- Request -
In the listing below, identify each line with the word "local" and return those lines.

- Exercise inputs -

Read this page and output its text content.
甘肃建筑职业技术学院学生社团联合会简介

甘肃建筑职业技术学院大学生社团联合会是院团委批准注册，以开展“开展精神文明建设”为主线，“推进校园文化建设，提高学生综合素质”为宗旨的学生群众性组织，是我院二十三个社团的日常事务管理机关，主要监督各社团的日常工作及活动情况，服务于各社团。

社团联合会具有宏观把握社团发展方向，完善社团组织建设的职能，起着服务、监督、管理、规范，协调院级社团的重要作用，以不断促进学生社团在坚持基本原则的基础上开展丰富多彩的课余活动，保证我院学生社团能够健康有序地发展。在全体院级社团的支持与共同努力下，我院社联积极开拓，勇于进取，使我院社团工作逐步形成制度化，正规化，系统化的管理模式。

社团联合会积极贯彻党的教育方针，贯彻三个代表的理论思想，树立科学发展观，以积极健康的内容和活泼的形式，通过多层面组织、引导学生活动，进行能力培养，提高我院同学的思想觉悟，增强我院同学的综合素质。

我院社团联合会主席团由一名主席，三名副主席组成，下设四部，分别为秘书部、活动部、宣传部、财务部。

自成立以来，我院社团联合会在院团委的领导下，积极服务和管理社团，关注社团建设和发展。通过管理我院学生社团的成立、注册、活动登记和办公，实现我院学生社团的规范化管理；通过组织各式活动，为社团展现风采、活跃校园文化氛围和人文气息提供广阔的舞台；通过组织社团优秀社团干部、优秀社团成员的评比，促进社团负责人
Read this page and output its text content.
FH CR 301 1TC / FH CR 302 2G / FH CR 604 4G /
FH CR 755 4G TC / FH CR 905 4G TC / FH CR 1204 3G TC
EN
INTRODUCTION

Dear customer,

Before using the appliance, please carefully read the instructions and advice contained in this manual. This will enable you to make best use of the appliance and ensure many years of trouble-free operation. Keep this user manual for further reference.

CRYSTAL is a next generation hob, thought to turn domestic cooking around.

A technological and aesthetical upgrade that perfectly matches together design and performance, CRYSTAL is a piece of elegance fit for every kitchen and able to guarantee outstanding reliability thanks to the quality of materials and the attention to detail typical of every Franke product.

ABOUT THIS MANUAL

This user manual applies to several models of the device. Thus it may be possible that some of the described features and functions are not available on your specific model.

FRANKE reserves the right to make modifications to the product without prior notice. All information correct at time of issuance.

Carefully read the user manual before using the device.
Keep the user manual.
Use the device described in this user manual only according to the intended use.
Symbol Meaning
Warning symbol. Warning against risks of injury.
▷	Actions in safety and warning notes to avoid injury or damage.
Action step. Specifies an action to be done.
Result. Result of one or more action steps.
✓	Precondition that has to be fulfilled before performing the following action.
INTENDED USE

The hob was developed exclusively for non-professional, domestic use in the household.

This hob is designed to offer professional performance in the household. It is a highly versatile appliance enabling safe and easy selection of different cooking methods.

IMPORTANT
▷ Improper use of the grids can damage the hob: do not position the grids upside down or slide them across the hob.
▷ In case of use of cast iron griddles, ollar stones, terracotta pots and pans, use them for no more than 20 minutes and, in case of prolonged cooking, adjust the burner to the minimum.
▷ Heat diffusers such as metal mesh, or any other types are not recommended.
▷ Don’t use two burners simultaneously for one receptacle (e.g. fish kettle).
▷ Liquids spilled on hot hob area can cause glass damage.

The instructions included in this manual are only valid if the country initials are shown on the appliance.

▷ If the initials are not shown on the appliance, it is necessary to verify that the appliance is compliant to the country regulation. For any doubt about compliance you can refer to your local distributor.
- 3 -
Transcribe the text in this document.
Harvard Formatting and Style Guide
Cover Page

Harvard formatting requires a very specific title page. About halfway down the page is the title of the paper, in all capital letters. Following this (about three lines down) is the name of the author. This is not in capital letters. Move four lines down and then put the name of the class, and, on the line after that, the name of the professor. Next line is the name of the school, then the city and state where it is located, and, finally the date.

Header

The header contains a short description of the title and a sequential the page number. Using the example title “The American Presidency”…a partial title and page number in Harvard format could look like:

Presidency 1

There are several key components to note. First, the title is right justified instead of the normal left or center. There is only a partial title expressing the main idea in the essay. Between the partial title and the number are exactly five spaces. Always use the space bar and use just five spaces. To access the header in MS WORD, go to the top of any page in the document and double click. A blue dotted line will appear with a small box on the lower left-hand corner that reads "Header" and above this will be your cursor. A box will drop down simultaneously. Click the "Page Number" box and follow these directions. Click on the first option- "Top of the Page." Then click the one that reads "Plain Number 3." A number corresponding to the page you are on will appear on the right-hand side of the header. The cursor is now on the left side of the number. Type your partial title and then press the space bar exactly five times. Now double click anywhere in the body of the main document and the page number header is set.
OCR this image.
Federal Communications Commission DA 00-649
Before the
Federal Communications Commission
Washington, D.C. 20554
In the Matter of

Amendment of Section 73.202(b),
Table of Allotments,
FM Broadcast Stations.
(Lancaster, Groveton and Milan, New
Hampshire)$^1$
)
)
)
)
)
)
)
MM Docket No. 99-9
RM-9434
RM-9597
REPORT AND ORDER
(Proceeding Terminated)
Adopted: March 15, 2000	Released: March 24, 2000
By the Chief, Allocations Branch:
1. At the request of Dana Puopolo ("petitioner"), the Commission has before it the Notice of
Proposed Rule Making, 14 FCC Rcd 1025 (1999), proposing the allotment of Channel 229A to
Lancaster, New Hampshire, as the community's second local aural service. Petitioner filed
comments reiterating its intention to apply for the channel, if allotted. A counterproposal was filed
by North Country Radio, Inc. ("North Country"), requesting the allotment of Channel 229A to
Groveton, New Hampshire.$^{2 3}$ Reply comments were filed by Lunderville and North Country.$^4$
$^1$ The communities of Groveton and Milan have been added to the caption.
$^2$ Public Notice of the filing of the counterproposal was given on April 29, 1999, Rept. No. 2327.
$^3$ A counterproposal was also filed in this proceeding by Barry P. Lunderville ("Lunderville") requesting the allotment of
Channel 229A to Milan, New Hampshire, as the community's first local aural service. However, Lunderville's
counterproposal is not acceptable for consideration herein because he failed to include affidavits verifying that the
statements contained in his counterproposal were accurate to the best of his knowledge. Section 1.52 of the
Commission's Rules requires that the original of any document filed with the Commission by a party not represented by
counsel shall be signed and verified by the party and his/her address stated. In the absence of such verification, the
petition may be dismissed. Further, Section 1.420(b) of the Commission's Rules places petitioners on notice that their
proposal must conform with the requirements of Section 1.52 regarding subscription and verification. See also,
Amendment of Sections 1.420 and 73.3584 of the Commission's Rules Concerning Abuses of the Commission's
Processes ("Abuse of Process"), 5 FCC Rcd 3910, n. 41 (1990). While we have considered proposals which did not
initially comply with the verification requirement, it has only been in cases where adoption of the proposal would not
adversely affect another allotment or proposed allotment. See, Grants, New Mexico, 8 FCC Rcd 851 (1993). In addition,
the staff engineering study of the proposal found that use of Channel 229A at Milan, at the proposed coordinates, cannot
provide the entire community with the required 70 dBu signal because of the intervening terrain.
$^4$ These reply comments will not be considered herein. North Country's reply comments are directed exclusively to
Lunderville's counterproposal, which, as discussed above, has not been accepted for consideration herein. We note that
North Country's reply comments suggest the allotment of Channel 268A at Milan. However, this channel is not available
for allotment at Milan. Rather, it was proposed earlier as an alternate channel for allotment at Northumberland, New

- Exercise response -
▷ If the initials are not shown on the appliance, it is necessary to verify that the appliance is compliant to the country regulation. For any doubt about compliance you can refer to your local distributor.
Lancaster, New Hampshire, as the community's second local aural service. Petitioner filed
Channel 229A to Milan, New Hampshire, as the community's first local aural service. However, Lunderville's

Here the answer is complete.